:: PROMPT 1 ::
Using the music roundup post below, mark each statement as yes or no. Back each mark with the deciding words from the music roundup post, quoted exactly. (a) "My Brittle Heart" is listed among Lucky Soul's best tracks. (b) The writer says Strangelet begins with a strong opener. (c) The music roundup post marks the blog's 100th post.
— Begin DOCUMENT EXCERPT —
Wednesday, May 30, 2007

New Music Roundup - Late Spring / Early Summer Edition

100 posts. Big deal.

San Fran was great, I will keep everyone updated on my job search as it begins to solidify.

But until then, here is what's been blowing my skirt up lately!

Lucky Soul - Great Unwanted

Ah, more girl group sounds. There is no better time than summer to hear sultry female vocals layered over sunny pop melodies. I have talked about my weakness before, but Lucky Soul is a little bit different. They blend a little bit of Belle & Sebastian twee sensibility in with their music, which normally I would despise, but Belle's last album really tickled my fancy. There's nothing really deep here, just music to have a good time to.
Best Tracks: One Kiss Don't Make a Summer, My Brittle Heart

Grant-Lee Phillips - Strangelet

Mr. Phillips has never gotten the respect he deserves. It is very rare in indie rock these days to find a male singer who can actually sing. Mostly it's whiny, nasal, and slightly off. See Conor Oberst and Ben Gibbard. Grant-Lee Phillips can really sing. Not only can he really sing, he can really write too. After a slightly weak opener, he gets right down to business on Strangelet. His songs are beautiful and understated without being forgettable, a rare feat. And now that the Gilmore Girls is off the air, he's got a lot more time on his hands. To read physics books I guess.
— End DOCUMENT EXCERPT —
:: PROMPT 2 ::
In the entries below, reproduce word for word the lines from the one containing "Itemize the components" through the one containing "554, 1059, 568]", including both of those lines.
— Begin DATA LINES —
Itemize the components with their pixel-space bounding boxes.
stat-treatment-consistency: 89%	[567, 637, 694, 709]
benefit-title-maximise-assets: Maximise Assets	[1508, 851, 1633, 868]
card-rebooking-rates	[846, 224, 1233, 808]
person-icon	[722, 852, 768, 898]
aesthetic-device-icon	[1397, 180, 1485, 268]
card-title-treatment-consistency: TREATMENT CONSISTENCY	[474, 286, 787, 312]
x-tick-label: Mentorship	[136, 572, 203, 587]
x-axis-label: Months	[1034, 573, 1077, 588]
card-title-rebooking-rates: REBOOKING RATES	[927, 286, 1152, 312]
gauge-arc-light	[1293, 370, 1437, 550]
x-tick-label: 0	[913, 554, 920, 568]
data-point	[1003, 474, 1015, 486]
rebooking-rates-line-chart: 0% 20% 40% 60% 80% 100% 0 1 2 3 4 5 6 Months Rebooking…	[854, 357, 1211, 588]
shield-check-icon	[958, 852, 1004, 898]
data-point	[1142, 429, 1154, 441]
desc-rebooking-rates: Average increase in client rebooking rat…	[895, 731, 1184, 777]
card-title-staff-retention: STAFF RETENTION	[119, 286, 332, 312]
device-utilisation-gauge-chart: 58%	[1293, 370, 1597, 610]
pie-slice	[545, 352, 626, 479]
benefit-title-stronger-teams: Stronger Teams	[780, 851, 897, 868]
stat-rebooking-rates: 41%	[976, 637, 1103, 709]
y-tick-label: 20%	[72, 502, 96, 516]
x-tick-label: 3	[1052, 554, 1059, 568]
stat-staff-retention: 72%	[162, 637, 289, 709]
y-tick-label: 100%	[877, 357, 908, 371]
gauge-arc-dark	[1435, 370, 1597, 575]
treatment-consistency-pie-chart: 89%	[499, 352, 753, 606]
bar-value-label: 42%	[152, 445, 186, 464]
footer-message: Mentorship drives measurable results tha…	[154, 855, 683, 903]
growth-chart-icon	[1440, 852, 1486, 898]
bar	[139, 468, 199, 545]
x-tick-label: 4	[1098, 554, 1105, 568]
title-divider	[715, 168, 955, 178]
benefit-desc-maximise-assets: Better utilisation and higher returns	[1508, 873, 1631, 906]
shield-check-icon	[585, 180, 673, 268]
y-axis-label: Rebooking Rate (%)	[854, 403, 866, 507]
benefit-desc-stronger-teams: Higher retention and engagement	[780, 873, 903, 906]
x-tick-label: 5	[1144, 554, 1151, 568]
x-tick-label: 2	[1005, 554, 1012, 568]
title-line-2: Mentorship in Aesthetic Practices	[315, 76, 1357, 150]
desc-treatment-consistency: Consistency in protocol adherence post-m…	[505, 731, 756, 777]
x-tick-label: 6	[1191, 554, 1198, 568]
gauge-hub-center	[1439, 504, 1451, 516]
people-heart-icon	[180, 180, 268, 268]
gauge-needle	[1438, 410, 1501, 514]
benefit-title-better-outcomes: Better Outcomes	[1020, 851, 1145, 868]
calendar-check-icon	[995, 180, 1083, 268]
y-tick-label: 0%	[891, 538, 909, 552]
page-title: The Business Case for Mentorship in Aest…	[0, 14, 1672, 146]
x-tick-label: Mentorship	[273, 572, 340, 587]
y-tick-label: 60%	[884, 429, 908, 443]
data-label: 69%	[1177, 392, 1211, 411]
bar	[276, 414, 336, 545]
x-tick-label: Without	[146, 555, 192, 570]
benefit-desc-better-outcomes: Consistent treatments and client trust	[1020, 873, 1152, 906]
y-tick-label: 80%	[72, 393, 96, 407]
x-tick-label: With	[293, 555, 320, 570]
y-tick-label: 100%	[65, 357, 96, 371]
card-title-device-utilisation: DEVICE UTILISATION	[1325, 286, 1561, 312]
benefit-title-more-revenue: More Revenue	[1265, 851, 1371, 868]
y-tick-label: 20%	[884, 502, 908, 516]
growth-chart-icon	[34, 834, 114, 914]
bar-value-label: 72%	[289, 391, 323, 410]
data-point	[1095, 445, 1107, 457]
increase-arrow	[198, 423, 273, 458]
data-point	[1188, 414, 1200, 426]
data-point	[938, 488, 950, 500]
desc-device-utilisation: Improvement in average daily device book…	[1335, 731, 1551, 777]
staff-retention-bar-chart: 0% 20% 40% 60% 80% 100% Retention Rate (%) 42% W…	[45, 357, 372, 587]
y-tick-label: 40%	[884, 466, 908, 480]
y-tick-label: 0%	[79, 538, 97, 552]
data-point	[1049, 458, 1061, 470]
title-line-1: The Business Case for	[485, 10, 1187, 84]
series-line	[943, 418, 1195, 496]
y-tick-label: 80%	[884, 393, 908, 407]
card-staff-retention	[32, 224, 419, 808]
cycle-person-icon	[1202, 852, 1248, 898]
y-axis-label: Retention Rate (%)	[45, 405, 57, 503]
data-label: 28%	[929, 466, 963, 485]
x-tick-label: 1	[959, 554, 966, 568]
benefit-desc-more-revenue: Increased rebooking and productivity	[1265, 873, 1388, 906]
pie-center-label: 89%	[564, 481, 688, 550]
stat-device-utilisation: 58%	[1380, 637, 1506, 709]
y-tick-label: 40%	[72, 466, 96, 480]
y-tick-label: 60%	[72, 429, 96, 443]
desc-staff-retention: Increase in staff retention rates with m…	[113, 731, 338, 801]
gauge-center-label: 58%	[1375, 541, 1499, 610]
— End DATA LINES —
— Begin DATA LINES —
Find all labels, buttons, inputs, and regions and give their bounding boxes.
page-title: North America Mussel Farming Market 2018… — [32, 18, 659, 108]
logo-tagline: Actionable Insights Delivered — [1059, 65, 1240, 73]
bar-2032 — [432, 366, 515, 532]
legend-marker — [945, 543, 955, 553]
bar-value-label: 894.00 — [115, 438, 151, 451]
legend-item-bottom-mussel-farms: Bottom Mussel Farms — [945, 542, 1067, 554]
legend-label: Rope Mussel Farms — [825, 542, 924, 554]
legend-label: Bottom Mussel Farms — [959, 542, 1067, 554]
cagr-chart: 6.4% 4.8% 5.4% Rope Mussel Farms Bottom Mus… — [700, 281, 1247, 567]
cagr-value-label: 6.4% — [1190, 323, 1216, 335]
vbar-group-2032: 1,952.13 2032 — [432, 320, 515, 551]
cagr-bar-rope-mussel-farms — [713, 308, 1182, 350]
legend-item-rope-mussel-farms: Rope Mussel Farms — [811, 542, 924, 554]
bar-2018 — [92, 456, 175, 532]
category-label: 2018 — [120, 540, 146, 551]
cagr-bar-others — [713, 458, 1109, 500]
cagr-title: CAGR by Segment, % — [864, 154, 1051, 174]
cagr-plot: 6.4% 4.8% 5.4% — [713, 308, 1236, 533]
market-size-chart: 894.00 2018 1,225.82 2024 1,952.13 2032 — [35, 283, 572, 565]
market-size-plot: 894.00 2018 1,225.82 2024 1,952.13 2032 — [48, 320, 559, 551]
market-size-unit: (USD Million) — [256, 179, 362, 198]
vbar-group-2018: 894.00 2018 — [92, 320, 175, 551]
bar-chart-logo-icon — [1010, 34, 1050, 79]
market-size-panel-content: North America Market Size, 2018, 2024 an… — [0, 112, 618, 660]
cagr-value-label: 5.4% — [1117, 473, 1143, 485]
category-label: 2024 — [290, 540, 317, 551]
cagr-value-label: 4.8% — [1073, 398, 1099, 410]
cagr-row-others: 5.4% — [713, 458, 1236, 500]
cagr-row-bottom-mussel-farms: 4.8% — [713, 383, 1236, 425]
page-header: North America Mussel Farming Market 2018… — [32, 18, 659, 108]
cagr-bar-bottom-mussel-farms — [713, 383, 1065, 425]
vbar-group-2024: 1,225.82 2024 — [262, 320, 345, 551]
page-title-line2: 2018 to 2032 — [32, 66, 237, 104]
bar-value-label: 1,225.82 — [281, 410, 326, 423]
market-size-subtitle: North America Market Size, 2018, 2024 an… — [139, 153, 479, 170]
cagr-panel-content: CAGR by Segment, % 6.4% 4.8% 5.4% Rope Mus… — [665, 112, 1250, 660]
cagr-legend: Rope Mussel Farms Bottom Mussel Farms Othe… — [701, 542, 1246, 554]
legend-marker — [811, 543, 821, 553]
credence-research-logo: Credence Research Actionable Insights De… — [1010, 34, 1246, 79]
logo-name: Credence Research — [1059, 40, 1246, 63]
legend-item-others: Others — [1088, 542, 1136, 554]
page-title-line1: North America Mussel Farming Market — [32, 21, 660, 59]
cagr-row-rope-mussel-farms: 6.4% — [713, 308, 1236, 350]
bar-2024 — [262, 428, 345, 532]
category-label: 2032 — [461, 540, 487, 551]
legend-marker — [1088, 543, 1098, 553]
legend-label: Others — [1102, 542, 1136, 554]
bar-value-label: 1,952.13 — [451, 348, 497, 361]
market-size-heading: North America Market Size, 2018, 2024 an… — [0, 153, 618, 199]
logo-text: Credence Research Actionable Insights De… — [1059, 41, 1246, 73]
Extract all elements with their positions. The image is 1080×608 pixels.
— End DATA LINES —
— Begin DATA LINES —
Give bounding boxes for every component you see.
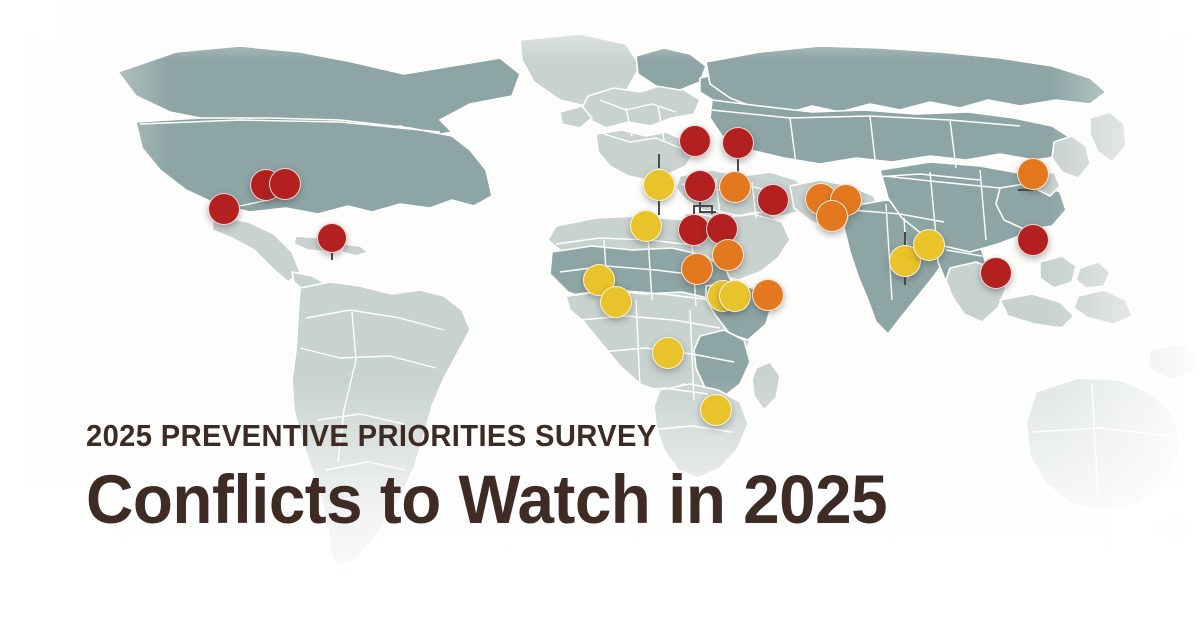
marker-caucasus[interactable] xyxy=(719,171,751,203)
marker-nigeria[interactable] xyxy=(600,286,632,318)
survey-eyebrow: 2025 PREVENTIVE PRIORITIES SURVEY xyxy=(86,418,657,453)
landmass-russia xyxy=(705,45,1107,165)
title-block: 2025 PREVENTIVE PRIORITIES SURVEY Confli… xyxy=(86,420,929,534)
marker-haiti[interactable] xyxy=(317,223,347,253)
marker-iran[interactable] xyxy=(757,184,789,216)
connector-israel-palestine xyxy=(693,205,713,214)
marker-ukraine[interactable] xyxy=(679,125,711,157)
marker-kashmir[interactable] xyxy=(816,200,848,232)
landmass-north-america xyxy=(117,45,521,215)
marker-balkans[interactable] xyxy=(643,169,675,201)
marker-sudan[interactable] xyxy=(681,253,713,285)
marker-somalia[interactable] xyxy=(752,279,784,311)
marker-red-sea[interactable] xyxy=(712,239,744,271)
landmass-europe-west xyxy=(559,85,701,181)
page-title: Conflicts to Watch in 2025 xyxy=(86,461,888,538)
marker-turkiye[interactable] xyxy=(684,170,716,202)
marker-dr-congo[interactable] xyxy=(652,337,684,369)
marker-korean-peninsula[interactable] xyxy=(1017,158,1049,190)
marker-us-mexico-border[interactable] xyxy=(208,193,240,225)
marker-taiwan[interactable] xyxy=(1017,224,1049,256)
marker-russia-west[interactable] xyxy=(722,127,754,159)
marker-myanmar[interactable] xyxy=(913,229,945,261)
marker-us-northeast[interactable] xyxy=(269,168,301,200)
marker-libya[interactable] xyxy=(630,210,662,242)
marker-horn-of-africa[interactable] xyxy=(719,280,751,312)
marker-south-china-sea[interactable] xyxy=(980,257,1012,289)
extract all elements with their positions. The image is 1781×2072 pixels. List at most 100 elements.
— End DATA LINES —
:: CORRECT OUTPUT 1 ::
(a) Yes: "Best Tracks: One Kiss Don't Make a Summer, My Brittle Heart"
(b) No: "After a slightly weak opener, he gets right down to business on Strangelet."
(c) Yes: "100 posts. Big deal."

:: CORRECT OUTPUT 2 ::
Itemize the components with their pixel-space bounding boxes.
stat-treatment-consistency: 89%	[567, 637, 694, 709]
benefit-title-maximise-assets: Maximise Assets	[1508, 851, 1633, 868]
card-rebooking-rates	[846, 224, 1233, 808]
person-icon	[722, 852, 768, 898]
aesthetic-device-icon	[1397, 180, 1485, 268]
card-title-treatment-consistency: TREATMENT CONSISTENCY	[474, 286, 787, 312]
x-tick-label: Mentorship	[136, 572, 203, 587]
x-axis-label: Months	[1034, 573, 1077, 588]
card-title-rebooking-rates: REBOOKING RATES	[927, 286, 1152, 312]
gauge-arc-light	[1293, 370, 1437, 550]
x-tick-label: 0	[913, 554, 920, 568]
data-point	[1003, 474, 1015, 486]
rebooking-rates-line-chart: 0% 20% 40% 60% 80% 100% 0 1 2 3 4 5 6 Months Rebooking…	[854, 357, 1211, 588]
shield-check-icon	[958, 852, 1004, 898]
data-point	[1142, 429, 1154, 441]
desc-rebooking-rates: Average increase in client rebooking rat…	[895, 731, 1184, 777]
card-title-staff-retention: STAFF RETENTION	[119, 286, 332, 312]
device-utilisation-gauge-chart: 58%	[1293, 370, 1597, 610]
pie-slice	[545, 352, 626, 479]
benefit-title-stronger-teams: Stronger Teams	[780, 851, 897, 868]
stat-rebooking-rates: 41%	[976, 637, 1103, 709]
y-tick-label: 20%	[72, 502, 96, 516]
x-tick-label: 3	[1052, 554, 1059, 568]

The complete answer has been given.